» Required task:
From the listing below, extract every line containing "xlabel".

» Figure record listings:
----------

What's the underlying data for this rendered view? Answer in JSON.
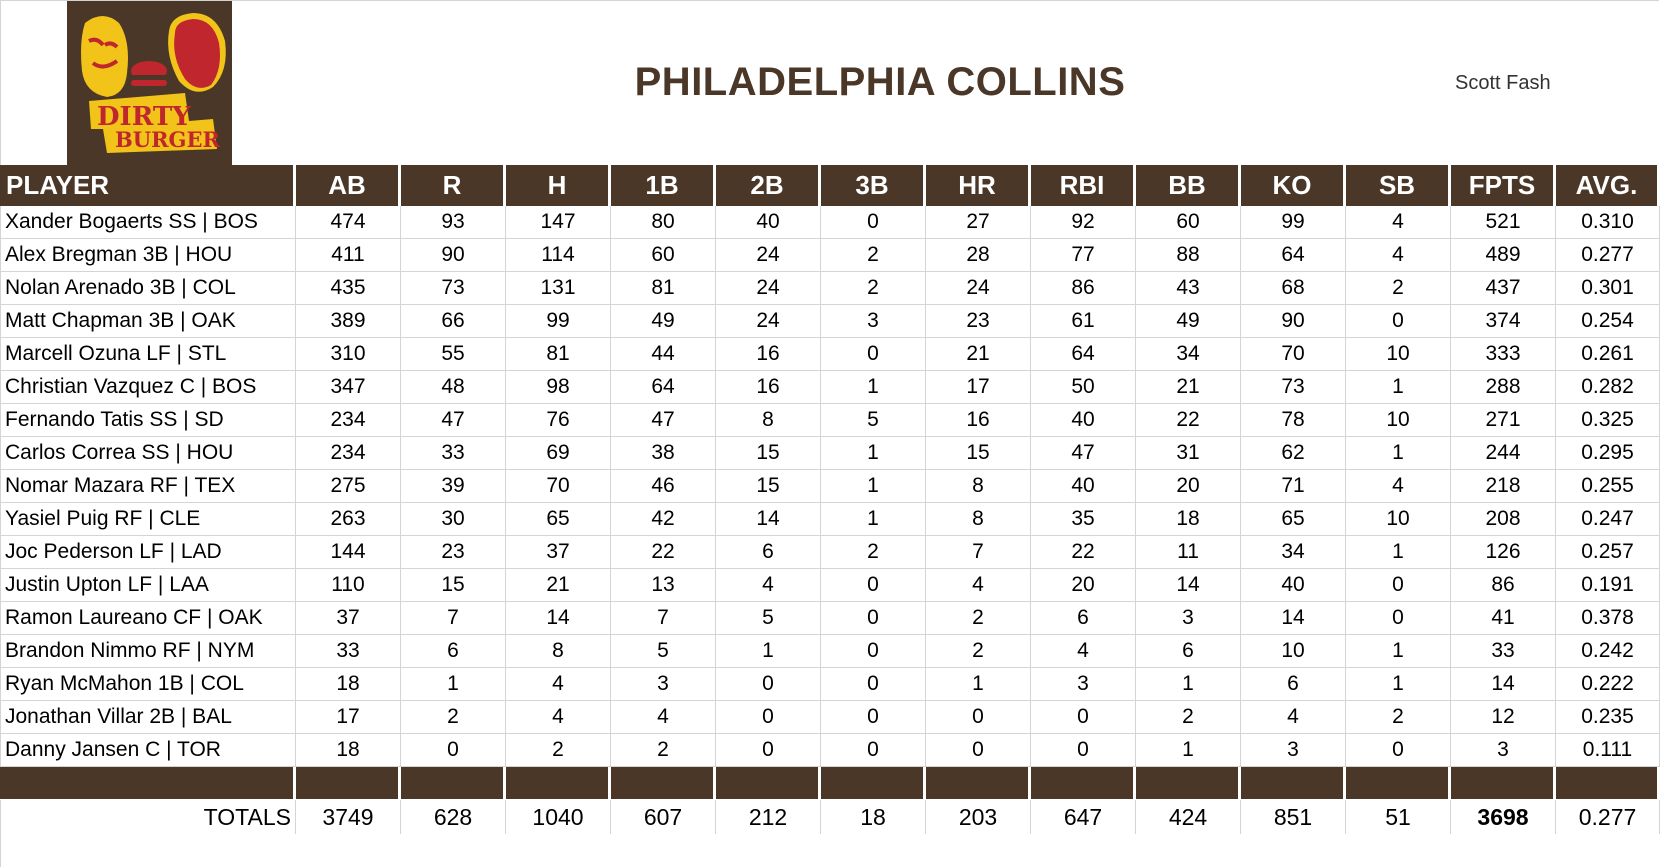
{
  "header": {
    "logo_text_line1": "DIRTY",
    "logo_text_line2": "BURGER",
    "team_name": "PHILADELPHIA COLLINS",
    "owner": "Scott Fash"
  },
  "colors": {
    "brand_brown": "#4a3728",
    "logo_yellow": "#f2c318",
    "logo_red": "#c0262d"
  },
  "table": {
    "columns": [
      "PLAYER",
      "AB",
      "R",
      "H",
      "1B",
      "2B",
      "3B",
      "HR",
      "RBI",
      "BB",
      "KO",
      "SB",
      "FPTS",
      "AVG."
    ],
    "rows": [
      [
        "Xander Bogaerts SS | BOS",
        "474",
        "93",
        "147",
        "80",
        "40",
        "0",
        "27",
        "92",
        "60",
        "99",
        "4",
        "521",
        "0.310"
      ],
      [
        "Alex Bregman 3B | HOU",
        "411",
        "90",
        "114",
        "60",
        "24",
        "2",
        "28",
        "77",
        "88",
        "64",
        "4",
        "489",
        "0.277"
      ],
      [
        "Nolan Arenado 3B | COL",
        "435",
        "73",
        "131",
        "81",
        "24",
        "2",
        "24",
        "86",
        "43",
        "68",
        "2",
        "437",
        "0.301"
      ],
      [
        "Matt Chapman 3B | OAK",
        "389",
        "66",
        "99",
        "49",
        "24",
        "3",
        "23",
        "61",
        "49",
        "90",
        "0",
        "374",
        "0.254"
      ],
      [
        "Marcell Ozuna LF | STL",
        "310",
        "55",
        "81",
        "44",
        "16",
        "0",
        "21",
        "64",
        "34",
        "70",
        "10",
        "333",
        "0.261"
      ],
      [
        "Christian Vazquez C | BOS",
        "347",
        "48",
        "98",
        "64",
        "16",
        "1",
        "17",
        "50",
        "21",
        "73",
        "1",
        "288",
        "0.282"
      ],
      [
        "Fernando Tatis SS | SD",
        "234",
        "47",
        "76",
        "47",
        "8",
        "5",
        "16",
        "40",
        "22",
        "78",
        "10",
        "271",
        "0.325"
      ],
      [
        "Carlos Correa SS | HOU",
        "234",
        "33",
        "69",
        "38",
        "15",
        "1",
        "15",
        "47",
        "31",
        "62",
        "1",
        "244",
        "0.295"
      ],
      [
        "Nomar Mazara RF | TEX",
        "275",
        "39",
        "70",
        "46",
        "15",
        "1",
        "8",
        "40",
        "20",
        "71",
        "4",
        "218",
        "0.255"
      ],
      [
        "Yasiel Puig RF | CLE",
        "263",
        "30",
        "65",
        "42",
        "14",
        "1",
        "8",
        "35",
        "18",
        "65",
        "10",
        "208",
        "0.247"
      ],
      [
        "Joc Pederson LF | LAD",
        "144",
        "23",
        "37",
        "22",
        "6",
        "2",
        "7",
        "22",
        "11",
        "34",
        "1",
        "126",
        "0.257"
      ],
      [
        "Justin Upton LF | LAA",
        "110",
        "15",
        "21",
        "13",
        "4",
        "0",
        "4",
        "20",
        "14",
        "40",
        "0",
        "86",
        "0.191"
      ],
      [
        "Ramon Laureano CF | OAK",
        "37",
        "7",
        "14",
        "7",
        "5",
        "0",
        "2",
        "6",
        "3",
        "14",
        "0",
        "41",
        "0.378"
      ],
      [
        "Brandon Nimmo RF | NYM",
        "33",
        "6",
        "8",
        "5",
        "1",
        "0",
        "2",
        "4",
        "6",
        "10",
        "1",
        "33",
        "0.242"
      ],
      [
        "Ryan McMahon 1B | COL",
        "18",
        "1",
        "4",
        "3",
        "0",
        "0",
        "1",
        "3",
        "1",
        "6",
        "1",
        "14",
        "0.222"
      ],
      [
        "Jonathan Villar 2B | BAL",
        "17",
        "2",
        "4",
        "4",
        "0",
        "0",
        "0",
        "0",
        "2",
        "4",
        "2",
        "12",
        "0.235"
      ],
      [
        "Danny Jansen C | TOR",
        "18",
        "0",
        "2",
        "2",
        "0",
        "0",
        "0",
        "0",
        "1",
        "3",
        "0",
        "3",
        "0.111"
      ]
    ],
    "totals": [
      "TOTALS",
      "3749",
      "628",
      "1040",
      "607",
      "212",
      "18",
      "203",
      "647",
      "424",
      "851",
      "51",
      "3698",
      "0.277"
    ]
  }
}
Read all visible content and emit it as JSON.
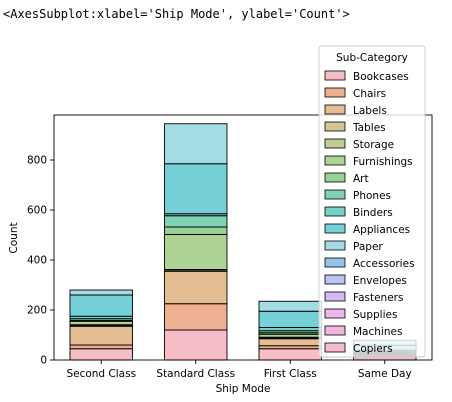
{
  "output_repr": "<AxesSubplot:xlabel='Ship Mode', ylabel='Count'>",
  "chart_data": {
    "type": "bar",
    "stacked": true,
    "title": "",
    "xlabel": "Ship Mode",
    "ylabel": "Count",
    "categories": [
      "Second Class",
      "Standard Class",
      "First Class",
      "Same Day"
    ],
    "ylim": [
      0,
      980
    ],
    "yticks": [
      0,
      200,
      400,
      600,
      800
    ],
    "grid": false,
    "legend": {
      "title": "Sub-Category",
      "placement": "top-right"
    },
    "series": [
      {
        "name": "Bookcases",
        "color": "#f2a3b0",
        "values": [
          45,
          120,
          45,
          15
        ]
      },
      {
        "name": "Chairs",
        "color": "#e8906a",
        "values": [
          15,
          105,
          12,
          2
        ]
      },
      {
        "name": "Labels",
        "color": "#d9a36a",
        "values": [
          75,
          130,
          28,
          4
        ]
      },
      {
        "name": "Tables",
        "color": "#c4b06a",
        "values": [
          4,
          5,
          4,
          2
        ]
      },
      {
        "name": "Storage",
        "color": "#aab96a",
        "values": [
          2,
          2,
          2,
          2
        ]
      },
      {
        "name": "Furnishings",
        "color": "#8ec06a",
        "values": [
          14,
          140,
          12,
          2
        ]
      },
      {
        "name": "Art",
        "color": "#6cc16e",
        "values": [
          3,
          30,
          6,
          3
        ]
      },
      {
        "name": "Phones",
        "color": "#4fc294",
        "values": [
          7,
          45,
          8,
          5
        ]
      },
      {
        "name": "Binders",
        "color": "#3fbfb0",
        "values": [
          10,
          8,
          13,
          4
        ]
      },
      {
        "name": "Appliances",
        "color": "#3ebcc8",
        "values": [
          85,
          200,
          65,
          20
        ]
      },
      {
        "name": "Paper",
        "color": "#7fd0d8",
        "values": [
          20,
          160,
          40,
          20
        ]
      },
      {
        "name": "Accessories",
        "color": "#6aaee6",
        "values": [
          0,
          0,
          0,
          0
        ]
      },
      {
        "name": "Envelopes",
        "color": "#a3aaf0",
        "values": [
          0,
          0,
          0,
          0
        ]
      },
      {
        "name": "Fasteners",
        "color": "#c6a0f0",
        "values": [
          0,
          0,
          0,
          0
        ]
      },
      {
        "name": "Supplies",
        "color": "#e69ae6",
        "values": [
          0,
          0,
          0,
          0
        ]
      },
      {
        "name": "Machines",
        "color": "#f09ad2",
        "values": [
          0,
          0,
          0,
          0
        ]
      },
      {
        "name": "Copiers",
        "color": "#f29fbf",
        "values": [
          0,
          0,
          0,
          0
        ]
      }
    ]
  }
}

----------

» Solution for this task:
  "output_repr": "<AxesSubplot:xlabel='Ship Mode', ylabel='Count'>",
    "xlabel": "Ship Mode",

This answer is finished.